### Exercise goal
Your task is to copy each line that has the word "Outliner".

(Dataset records)
________________
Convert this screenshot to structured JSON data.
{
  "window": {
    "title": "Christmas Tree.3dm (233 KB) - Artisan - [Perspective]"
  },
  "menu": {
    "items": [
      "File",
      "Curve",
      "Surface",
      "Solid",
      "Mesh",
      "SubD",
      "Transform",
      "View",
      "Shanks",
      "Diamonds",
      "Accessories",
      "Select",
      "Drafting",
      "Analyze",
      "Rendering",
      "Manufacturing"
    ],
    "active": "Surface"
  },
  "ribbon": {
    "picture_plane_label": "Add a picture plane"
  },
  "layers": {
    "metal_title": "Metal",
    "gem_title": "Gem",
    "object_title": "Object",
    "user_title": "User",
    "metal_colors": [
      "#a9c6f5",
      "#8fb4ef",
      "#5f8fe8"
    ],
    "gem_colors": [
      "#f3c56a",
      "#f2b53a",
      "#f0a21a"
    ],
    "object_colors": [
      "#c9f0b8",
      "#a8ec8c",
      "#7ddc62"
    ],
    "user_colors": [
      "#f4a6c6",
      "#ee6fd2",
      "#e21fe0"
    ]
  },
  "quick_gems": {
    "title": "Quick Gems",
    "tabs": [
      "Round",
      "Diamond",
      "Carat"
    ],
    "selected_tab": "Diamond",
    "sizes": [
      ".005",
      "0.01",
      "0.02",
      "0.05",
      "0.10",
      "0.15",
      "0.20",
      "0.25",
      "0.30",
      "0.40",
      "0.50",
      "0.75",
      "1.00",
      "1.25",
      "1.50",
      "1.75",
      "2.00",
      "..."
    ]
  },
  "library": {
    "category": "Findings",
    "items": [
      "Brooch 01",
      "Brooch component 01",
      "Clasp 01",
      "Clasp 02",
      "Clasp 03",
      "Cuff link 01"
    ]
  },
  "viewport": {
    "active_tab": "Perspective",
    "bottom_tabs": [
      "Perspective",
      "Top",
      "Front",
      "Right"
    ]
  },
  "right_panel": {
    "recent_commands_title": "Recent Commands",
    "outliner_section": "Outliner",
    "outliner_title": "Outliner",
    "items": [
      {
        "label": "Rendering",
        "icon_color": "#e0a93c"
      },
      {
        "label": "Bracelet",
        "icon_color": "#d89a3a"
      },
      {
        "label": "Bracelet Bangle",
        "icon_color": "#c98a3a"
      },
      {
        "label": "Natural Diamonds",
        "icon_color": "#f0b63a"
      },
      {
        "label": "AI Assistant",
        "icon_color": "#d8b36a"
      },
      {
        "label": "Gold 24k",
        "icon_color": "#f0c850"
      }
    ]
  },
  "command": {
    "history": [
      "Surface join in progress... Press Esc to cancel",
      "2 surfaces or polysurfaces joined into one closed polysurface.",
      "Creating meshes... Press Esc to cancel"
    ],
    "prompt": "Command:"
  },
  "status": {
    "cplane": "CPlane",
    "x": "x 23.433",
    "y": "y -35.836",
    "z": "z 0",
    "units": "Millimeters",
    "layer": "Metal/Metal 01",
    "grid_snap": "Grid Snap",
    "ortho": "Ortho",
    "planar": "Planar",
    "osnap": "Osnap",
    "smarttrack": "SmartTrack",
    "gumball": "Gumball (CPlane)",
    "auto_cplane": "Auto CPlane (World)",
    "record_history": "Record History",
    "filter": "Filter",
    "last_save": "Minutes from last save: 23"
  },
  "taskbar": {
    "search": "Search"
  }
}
________________
### Solution to this exercise
    "outliner_section": "Outliner",
    "outliner_title": "Outliner",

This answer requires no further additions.